§ GIVEN PROBLEM
Every line of the material is to be repeated exactly as it stands.

++++

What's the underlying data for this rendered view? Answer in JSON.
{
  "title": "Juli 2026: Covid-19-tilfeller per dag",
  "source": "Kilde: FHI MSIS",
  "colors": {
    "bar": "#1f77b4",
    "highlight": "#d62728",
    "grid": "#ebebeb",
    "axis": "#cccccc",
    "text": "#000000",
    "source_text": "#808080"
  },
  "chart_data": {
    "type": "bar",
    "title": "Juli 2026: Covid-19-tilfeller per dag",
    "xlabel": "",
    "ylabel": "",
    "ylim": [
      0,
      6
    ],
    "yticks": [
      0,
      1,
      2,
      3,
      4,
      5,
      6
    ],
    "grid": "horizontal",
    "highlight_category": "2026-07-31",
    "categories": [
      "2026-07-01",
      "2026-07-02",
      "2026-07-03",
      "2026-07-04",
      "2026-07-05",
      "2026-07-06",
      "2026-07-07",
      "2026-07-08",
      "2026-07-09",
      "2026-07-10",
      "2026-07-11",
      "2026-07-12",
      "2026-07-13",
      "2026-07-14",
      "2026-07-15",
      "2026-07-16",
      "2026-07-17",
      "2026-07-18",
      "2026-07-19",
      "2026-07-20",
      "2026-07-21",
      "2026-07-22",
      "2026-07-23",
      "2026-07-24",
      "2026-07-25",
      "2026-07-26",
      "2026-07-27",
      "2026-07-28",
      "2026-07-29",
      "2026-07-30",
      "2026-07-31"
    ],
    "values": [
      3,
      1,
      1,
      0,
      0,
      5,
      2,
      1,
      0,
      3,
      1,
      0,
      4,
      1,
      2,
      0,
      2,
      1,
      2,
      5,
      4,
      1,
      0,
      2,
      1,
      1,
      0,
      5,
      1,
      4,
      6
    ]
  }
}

++++

§ EXERCISE OUTPUT
What's the underlying data for this rendered view? Answer in JSON.
{
  "title": "Juli 2026: Covid-19-tilfeller per dag",
  "source": "Kilde: FHI MSIS",
  "colors": {
    "bar": "#1f77b4",
    "highlight": "#d62728",
    "grid": "#ebebeb",
    "axis": "#cccccc",
    "text": "#000000",
    "source_text": "#808080"
  },
  "chart_data": {
    "type": "bar",
    "title": "Juli 2026: Covid-19-tilfeller per dag",
    "xlabel": "",
    "ylabel": "",
    "ylim": [
      0,
      6
    ],
    "yticks": [
      0,
      1,
      2,
      3,
      4,
      5,
      6
    ],
    "grid": "horizontal",
    "highlight_category": "2026-07-31",
    "categories": [
      "2026-07-01",
      "2026-07-02",
      "2026-07-03",
      "2026-07-04",
      "2026-07-05",
      "2026-07-06",
      "2026-07-07",
      "2026-07-08",
      "2026-07-09",
      "2026-07-10",
      "2026-07-11",
      "2026-07-12",
      "2026-07-13",
      "2026-07-14",
      "2026-07-15",
      "2026-07-16",
      "2026-07-17",
      "2026-07-18",
      "2026-07-19",
      "2026-07-20",
      "2026-07-21",
      "2026-07-22",
      "2026-07-23",
      "2026-07-24",
      "2026-07-25",
      "2026-07-26",
      "2026-07-27",
      "2026-07-28",
      "2026-07-29",
      "2026-07-30",
      "2026-07-31"
    ],
    "values": [
      3,
      1,
      1,
      0,
      0,
      5,
      2,
      1,
      0,
      3,
      1,
      0,
      4,
      1,
      2,
      0,
      2,
      1,
      2,
      5,
      4,
      1,
      0,
      2,
      1,
      1,
      0,
      5,
      1,
      4,
      6
    ]
  }
}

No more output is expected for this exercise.